Source data:
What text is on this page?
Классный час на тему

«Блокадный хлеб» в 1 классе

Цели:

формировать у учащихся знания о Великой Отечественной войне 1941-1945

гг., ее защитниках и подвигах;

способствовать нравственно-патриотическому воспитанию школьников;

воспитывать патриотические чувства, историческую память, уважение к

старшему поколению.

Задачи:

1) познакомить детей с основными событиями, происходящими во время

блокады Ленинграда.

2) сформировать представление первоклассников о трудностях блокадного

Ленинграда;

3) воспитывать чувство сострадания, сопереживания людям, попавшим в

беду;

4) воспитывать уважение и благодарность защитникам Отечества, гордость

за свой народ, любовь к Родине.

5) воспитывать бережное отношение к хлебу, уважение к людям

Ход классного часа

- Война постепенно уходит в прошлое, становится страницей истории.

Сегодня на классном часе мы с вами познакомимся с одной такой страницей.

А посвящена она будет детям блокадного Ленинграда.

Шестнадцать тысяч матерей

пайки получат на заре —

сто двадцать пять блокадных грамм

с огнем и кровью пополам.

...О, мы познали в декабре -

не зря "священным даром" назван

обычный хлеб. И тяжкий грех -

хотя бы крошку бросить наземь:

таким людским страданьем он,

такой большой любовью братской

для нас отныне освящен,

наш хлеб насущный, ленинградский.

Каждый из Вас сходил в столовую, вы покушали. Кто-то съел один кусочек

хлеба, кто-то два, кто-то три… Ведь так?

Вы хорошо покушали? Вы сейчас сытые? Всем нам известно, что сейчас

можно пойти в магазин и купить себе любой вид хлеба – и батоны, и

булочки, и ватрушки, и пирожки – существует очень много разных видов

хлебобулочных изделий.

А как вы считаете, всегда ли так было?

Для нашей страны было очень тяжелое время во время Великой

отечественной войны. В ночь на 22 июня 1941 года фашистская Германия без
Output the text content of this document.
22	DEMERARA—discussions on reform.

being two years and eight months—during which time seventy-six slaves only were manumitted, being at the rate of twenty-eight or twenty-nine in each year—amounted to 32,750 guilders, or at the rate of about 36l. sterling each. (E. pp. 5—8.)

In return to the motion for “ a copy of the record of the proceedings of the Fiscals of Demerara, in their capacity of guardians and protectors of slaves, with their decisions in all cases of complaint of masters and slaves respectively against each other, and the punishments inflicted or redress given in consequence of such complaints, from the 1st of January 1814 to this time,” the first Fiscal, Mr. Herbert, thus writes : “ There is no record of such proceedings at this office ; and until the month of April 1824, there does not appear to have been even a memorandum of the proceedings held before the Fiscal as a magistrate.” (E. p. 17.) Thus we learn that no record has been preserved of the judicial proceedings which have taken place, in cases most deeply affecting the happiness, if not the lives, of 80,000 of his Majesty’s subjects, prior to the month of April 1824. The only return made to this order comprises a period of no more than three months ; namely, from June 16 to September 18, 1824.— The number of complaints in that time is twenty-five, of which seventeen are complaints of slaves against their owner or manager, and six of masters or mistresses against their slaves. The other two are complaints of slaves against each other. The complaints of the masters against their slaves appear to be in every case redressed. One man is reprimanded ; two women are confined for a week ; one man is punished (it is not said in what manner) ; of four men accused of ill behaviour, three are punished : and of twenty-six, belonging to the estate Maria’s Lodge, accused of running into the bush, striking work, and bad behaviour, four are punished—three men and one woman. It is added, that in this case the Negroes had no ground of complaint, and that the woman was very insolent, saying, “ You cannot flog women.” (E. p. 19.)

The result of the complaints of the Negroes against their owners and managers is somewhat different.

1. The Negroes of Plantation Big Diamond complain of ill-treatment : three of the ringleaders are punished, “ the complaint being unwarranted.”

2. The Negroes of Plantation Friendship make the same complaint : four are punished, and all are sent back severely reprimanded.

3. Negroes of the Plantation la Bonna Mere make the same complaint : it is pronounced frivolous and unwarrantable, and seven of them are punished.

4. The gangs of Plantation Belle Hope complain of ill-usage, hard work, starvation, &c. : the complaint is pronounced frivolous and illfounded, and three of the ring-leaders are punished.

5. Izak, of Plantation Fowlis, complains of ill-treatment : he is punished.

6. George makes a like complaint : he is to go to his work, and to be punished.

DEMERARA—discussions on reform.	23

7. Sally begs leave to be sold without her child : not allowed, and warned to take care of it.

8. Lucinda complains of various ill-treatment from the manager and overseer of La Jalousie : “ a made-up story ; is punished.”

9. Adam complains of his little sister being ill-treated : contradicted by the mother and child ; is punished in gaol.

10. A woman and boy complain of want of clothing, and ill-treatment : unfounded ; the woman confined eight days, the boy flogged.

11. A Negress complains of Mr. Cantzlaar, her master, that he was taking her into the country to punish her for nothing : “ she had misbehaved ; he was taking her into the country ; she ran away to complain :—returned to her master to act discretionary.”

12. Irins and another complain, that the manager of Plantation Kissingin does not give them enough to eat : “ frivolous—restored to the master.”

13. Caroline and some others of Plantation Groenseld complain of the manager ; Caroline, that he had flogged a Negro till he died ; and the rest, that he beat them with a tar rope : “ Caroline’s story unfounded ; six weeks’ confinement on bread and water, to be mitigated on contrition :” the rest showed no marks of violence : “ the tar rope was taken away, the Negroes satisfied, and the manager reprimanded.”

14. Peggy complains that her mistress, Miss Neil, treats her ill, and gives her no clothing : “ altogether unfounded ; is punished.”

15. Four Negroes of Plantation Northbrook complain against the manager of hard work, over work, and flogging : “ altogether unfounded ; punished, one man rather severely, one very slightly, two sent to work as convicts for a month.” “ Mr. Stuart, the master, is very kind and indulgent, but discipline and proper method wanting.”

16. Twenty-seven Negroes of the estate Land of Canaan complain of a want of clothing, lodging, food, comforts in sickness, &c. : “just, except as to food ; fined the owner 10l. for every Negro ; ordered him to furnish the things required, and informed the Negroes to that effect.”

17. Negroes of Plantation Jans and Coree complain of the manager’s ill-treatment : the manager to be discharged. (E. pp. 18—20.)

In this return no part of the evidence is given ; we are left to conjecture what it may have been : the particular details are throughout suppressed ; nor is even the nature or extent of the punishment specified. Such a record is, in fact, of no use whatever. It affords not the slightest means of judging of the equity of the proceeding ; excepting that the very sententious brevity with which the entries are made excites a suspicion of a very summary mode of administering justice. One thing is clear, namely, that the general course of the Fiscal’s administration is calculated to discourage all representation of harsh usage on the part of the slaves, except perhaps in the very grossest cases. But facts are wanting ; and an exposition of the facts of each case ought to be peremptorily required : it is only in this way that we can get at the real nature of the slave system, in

— WORK REQUIRED —
Output the records exactly, including every line.

— REPLY TO THE EXERCISE —
What text is on this page?
Классный час на тему

«Блокадный хлеб» в 1 классе

Цели:

формировать у учащихся знания о Великой Отечественной войне 1941-1945

гг., ее защитниках и подвигах;

способствовать нравственно-патриотическому воспитанию школьников;

воспитывать патриотические чувства, историческую память, уважение к

старшему поколению.

Задачи:

1) познакомить детей с основными событиями, происходящими во время

блокады Ленинграда.

2) сформировать представление первоклассников о трудностях блокадного

Ленинграда;

3) воспитывать чувство сострадания, сопереживания людям, попавшим в

беду;

4) воспитывать уважение и благодарность защитникам Отечества, гордость

за свой народ, любовь к Родине.

5) воспитывать бережное отношение к хлебу, уважение к людям

Ход классного часа

- Война постепенно уходит в прошлое, становится страницей истории.

Сегодня на классном часе мы с вами познакомимся с одной такой страницей.

А посвящена она будет детям блокадного Ленинграда.

Шестнадцать тысяч матерей

пайки получат на заре —

сто двадцать пять блокадных грамм

с огнем и кровью пополам.

...О, мы познали в декабре -

не зря "священным даром" назван

обычный хлеб. И тяжкий грех -

хотя бы крошку бросить наземь:

таким людским страданьем он,

такой большой любовью братской

для нас отныне освящен,

наш хлеб насущный, ленинградский.

Каждый из Вас сходил в столовую, вы покушали. Кто-то съел один кусочек

хлеба, кто-то два, кто-то три… Ведь так?

Вы хорошо покушали? Вы сейчас сытые? Всем нам известно, что сейчас

можно пойти в магазин и купить себе любой вид хлеба – и батоны, и

булочки, и ватрушки, и пирожки – существует очень много разных видов

хлебобулочных изделий.

А как вы считаете, всегда ли так было?

Для нашей страны было очень тяжелое время во время Великой

отечественной войны. В ночь на 22 июня 1941 года фашистская Германия без
Output the text content of this document.
22	DEMERARA—discussions on reform.

being two years and eight months—during which time seventy-six slaves only were manumitted, being at the rate of twenty-eight or twenty-nine in each year—amounted to 32,750 guilders, or at the rate of about 36l. sterling each. (E. pp. 5—8.)

In return to the motion for “ a copy of the record of the proceedings of the Fiscals of Demerara, in their capacity of guardians and protectors of slaves, with their decisions in all cases of complaint of masters and slaves respectively against each other, and the punishments inflicted or redress given in consequence of such complaints, from the 1st of January 1814 to this time,” the first Fiscal, Mr. Herbert, thus writes : “ There is no record of such proceedings at this office ; and until the month of April 1824, there does not appear to have been even a memorandum of the proceedings held before the Fiscal as a magistrate.” (E. p. 17.) Thus we learn that no record has been preserved of the judicial proceedings which have taken place, in cases most deeply affecting the happiness, if not the lives, of 80,000 of his Majesty’s subjects, prior to the month of April 1824. The only return made to this order comprises a period of no more than three months ; namely, from June 16 to September 18, 1824.— The number of complaints in that time is twenty-five, of which seventeen are complaints of slaves against their owner or manager, and six of masters or mistresses against their slaves. The other two are complaints of slaves against each other. The complaints of the masters against their slaves appear to be in every case redressed. One man is reprimanded ; two women are confined for a week ; one man is punished (it is not said in what manner) ; of four men accused of ill behaviour, three are punished : and of twenty-six, belonging to the estate Maria’s Lodge, accused of running into the bush, striking work, and bad behaviour, four are punished—three men and one woman. It is added, that in this case the Negroes had no ground of complaint, and that the woman was very insolent, saying, “ You cannot flog women.” (E. p. 19.)

The result of the complaints of the Negroes against their owners and managers is somewhat different.

1. The Negroes of Plantation Big Diamond complain of ill-treatment : three of the ringleaders are punished, “ the complaint being unwarranted.”

2. The Negroes of Plantation Friendship make the same complaint : four are punished, and all are sent back severely reprimanded.

3. Negroes of the Plantation la Bonna Mere make the same complaint : it is pronounced frivolous and unwarrantable, and seven of them are punished.

4. The gangs of Plantation Belle Hope complain of ill-usage, hard work, starvation, &c. : the complaint is pronounced frivolous and illfounded, and three of the ring-leaders are punished.

5. Izak, of Plantation Fowlis, complains of ill-treatment : he is punished.

6. George makes a like complaint : he is to go to his work, and to be punished.

DEMERARA—discussions on reform.	23

7. Sally begs leave to be sold without her child : not allowed, and warned to take care of it.

8. Lucinda complains of various ill-treatment from the manager and overseer of La Jalousie : “ a made-up story ; is punished.”

9. Adam complains of his little sister being ill-treated : contradicted by the mother and child ; is punished in gaol.

10. A woman and boy complain of want of clothing, and ill-treatment : unfounded ; the woman confined eight days, the boy flogged.

11. A Negress complains of Mr. Cantzlaar, her master, that he was taking her into the country to punish her for nothing : “ she had misbehaved ; he was taking her into the country ; she ran away to complain :—returned to her master to act discretionary.”

12. Irins and another complain, that the manager of Plantation Kissingin does not give them enough to eat : “ frivolous—restored to the master.”

13. Caroline and some others of Plantation Groenseld complain of the manager ; Caroline, that he had flogged a Negro till he died ; and the rest, that he beat them with a tar rope : “ Caroline’s story unfounded ; six weeks’ confinement on bread and water, to be mitigated on contrition :” the rest showed no marks of violence : “ the tar rope was taken away, the Negroes satisfied, and the manager reprimanded.”

14. Peggy complains that her mistress, Miss Neil, treats her ill, and gives her no clothing : “ altogether unfounded ; is punished.”

15. Four Negroes of Plantation Northbrook complain against the manager of hard work, over work, and flogging : “ altogether unfounded ; punished, one man rather severely, one very slightly, two sent to work as convicts for a month.” “ Mr. Stuart, the master, is very kind and indulgent, but discipline and proper method wanting.”

16. Twenty-seven Negroes of the estate Land of Canaan complain of a want of clothing, lodging, food, comforts in sickness, &c. : “just, except as to food ; fined the owner 10l. for every Negro ; ordered him to furnish the things required, and informed the Negroes to that effect.”

17. Negroes of Plantation Jans and Coree complain of the manager’s ill-treatment : the manager to be discharged. (E. pp. 18—20.)

In this return no part of the evidence is given ; we are left to conjecture what it may have been : the particular details are throughout suppressed ; nor is even the nature or extent of the punishment specified. Such a record is, in fact, of no use whatever. It affords not the slightest means of judging of the equity of the proceeding ; excepting that the very sententious brevity with which the entries are made excites a suspicion of a very summary mode of administering justice. One thing is clear, namely, that the general course of the Fiscal’s administration is calculated to discourage all representation of harsh usage on the part of the slaves, except perhaps in the very grossest cases. But facts are wanting ; and an exposition of the facts of each case ought to be peremptorily required : it is only in this way that we can get at the real nature of the slave system, in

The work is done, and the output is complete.